-- START OF Record extracts --

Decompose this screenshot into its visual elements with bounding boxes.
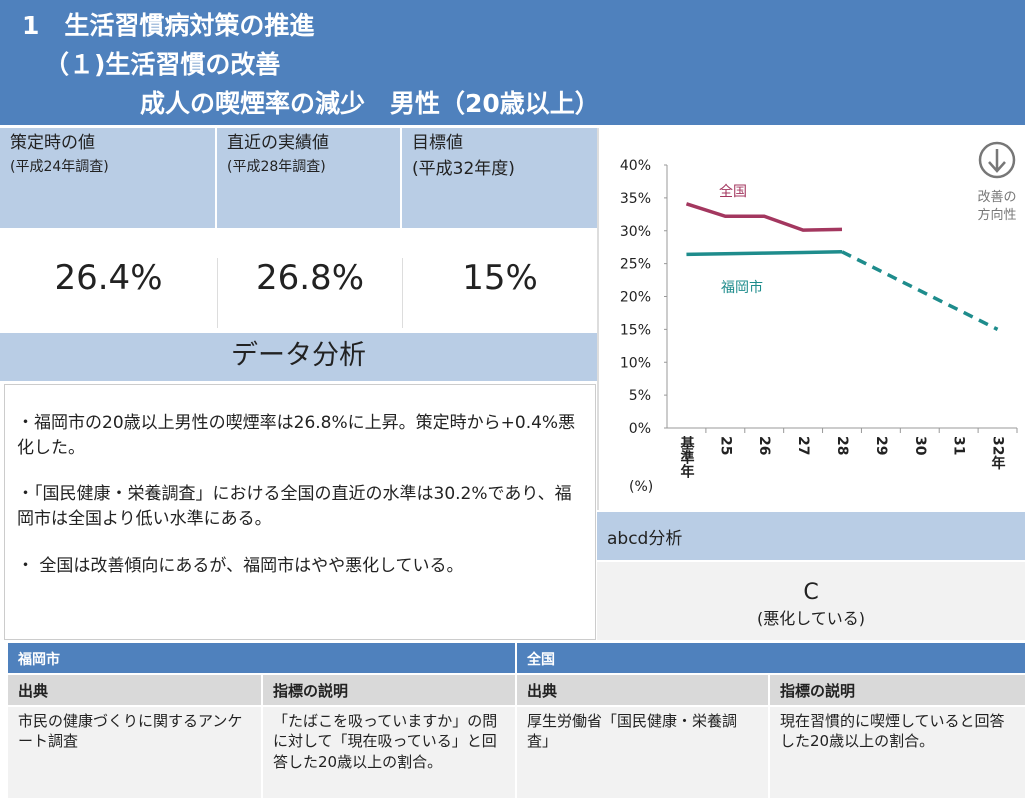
x-tick-label: 31 — [951, 436, 967, 455]
direction-label: 方向性 — [977, 207, 1016, 223]
x-tick-label: 30 — [912, 436, 928, 456]
abcd-grade: C — [803, 580, 819, 605]
source-text: 市民の健康づくりに関するアンケート調査 — [8, 707, 261, 798]
analysis-body: ・福岡市の20歳以上男性の喫煙率は26.8%に上昇。策定時から+0.4%悪化した… — [4, 384, 596, 640]
series-label: 福岡市 — [721, 279, 763, 296]
header-line: （１)生活習慣の改善 — [44, 50, 281, 79]
source-text: 厚生労働省「国民健康・栄養調査」 — [517, 707, 768, 798]
direction-arrow — [988, 149, 1006, 173]
indicator-value: 15% — [402, 258, 597, 328]
series-line — [685, 202, 843, 232]
y-tick-label: 15% — [620, 322, 651, 338]
header: 1 生活習慣病対策の推進 （１)生活習慣の改善 成人の喫煙率の減少 男性（20歳… — [0, 0, 1025, 125]
y-tick-label: 40% — [620, 158, 651, 174]
desc-header: 指標の説明 — [770, 675, 1025, 705]
series-line — [841, 250, 999, 331]
x-tick-label: 28 — [834, 436, 850, 455]
analysis-point: ・福岡市の20歳以上男性の喫煙率は26.8%に上昇。策定時から+0.4%悪化した… — [17, 413, 576, 458]
x-tick-label: 29 — [873, 436, 889, 455]
indicator-sub: (平成24年調査) — [10, 159, 109, 176]
source-header: 出典 — [8, 675, 261, 705]
x-tick-label: 27 — [795, 436, 811, 455]
indicator-head: 目標値 (平成32年度) — [402, 128, 597, 228]
series-label: 全国 — [719, 183, 747, 200]
indicator-sub: (平成32年度) — [412, 159, 515, 180]
x-tick-label: 26 — [756, 436, 772, 455]
direction-icon — [978, 141, 1016, 179]
indicator-head: 策定時の値 (平成24年調査) — [0, 128, 217, 228]
y-tick-label: 20% — [620, 290, 651, 306]
source-region: 全国 — [517, 643, 1025, 673]
indicator-value: 26.4% — [54, 258, 163, 298]
header-line: 成人の喫煙率の減少 男性（20歳以上） — [140, 89, 600, 118]
analysis-point: ・「国民健康・栄養調査」における全国の直近の水準は30.2%であり、福岡市は全国… — [17, 484, 572, 529]
abcd-result: C (悪化している) — [597, 562, 1025, 640]
desc-header: 指標の説明 — [263, 675, 515, 705]
indicator-label: 策定時の値 — [10, 133, 95, 153]
source-region: 福岡市 — [8, 643, 515, 673]
y-tick-label: 5% — [629, 388, 651, 404]
y-tick-label: 35% — [620, 191, 651, 207]
source-header: 出典 — [517, 675, 768, 705]
y-tick-label: 25% — [620, 257, 651, 273]
desc-text: 「たばこを吸っていますか」の問に対して「現在吸っている」と回答した20歳以上の割… — [263, 707, 515, 798]
chart: 0% 5% 10% 15% 20% 25% 30% 35% 40% 基準年 25 26 27 28 29 30… — [597, 128, 1018, 510]
x-tick-label: 基準年 — [678, 435, 694, 479]
y-axis-label: (%) — [629, 479, 653, 495]
indicator-sub: (平成28年調査) — [227, 159, 326, 176]
abcd-note: (悪化している) — [756, 609, 865, 628]
x-tick-label: 32年 — [990, 436, 1006, 471]
indicator-value: 26.8% — [217, 258, 402, 328]
y-tick-label: 10% — [620, 355, 651, 371]
analysis-title: データ分析 — [0, 333, 597, 381]
direction-label: 改善の — [977, 189, 1016, 205]
indicator-label: 目標値 — [412, 133, 463, 153]
y-tick-label: 0% — [629, 421, 651, 437]
abcd-title: abcd分析 — [597, 512, 1025, 560]
indicator-head: 直近の実績値 (平成28年調査) — [217, 128, 402, 228]
header-line: 1 生活習慣病対策の推進 — [22, 11, 315, 40]
series-line — [686, 250, 843, 257]
x-tick-label: 25 — [717, 436, 733, 455]
analysis-point: ・ 全国は改善傾向にあるが、福岡市はやや悪化している。 — [17, 555, 464, 576]
indicator-label: 直近の実績値 — [227, 133, 329, 153]
y-tick-label: 30% — [620, 224, 651, 240]
desc-text: 現在習慣的に喫煙していると回答した20歳以上の割合。 — [770, 707, 1025, 798]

-- END OF Record extracts --

▶ **What to produce**
Reproduce every item above line for line, without any changes, and omit the pictures from your answer.

▶ **Result for this task**
Decompose this screenshot into its visual elements with bounding boxes.
x-tick-label: 31 — [951, 436, 967, 455]
direction-label: 方向性 — [977, 207, 1016, 223]
x-tick-label: 30 — [912, 436, 928, 456]
abcd-grade: C — [803, 580, 819, 605]
source-text: 市民の健康づくりに関するアンケート調査 — [8, 707, 261, 798]
analysis-body: ・福岡市の20歳以上男性の喫煙率は26.8%に上昇。策定時から+0.4%悪化した… — [4, 384, 596, 640]
series-label: 福岡市 — [721, 279, 763, 296]
header-line: （１)生活習慣の改善 — [44, 50, 281, 79]
source-text: 厚生労働省「国民健康・栄養調査」 — [517, 707, 768, 798]
direction-arrow — [988, 149, 1006, 173]
indicator-value: 15% — [402, 258, 597, 328]
series-line — [685, 202, 843, 232]
y-tick-label: 15% — [620, 322, 651, 338]
header: 1 生活習慣病対策の推進 （１)生活習慣の改善 成人の喫煙率の減少 男性（20歳… — [0, 0, 1025, 125]
y-tick-label: 40% — [620, 158, 651, 174]
desc-header: 指標の説明 — [770, 675, 1025, 705]
series-line — [841, 250, 999, 331]
x-tick-label: 28 — [834, 436, 850, 455]
analysis-point: ・福岡市の20歳以上男性の喫煙率は26.8%に上昇。策定時から+0.4%悪化した… — [17, 413, 576, 458]
x-tick-label: 29 — [873, 436, 889, 455]
indicator-sub: (平成24年調査) — [10, 159, 109, 176]
source-header: 出典 — [8, 675, 261, 705]
x-tick-label: 27 — [795, 436, 811, 455]
indicator-head: 目標値 (平成32年度) — [402, 128, 597, 228]
series-label: 全国 — [719, 183, 747, 200]
indicator-sub: (平成32年度) — [412, 159, 515, 180]
x-tick-label: 26 — [756, 436, 772, 455]
direction-icon — [978, 141, 1016, 179]
indicator-head: 策定時の値 (平成24年調査) — [0, 128, 217, 228]
y-tick-label: 20% — [620, 290, 651, 306]
source-region: 全国 — [517, 643, 1025, 673]
indicator-value: 26.4% — [54, 258, 163, 298]
header-line: 成人の喫煙率の減少 男性（20歳以上） — [140, 89, 600, 118]
analysis-point: ・「国民健康・栄養調査」における全国の直近の水準は30.2%であり、福岡市は全国… — [17, 484, 572, 529]
abcd-result: C (悪化している) — [597, 562, 1025, 640]
desc-header: 指標の説明 — [263, 675, 515, 705]
indicator-label: 策定時の値 — [10, 133, 95, 153]
source-region: 福岡市 — [8, 643, 515, 673]
y-tick-label: 5% — [629, 388, 651, 404]
y-tick-label: 35% — [620, 191, 651, 207]
source-header: 出典 — [517, 675, 768, 705]
y-tick-label: 25% — [620, 257, 651, 273]
desc-text: 「たばこを吸っていますか」の問に対して「現在吸っている」と回答した20歳以上の割… — [263, 707, 515, 798]
chart: 0% 5% 10% 15% 20% 25% 30% 35% 40% 基準年 25 26 27 28 29 30… — [597, 128, 1018, 510]
x-tick-label: 基準年 — [678, 435, 694, 479]
y-axis-label: (%) — [629, 479, 653, 495]
indicator-sub: (平成28年調査) — [227, 159, 326, 176]
abcd-note: (悪化している) — [756, 609, 865, 628]
x-tick-label: 32年 — [990, 436, 1006, 471]
indicator-value: 26.8% — [217, 258, 402, 328]
y-tick-label: 10% — [620, 355, 651, 371]
analysis-title: データ分析 — [0, 333, 597, 381]
direction-label: 改善の — [977, 189, 1016, 205]
indicator-label: 目標値 — [412, 133, 463, 153]
y-tick-label: 0% — [629, 421, 651, 437]
abcd-title: abcd分析 — [597, 512, 1025, 560]
indicator-head: 直近の実績値 (平成28年調査) — [217, 128, 402, 228]
header-line: 1 生活習慣病対策の推進 — [22, 11, 315, 40]
series-line — [686, 250, 843, 257]
x-tick-label: 25 — [717, 436, 733, 455]
analysis-point: ・ 全国は改善傾向にあるが、福岡市はやや悪化している。 — [17, 555, 464, 576]
indicator-label: 直近の実績値 — [227, 133, 329, 153]
y-tick-label: 30% — [620, 224, 651, 240]
desc-text: 現在習慣的に喫煙していると回答した20歳以上の割合。 — [770, 707, 1025, 798]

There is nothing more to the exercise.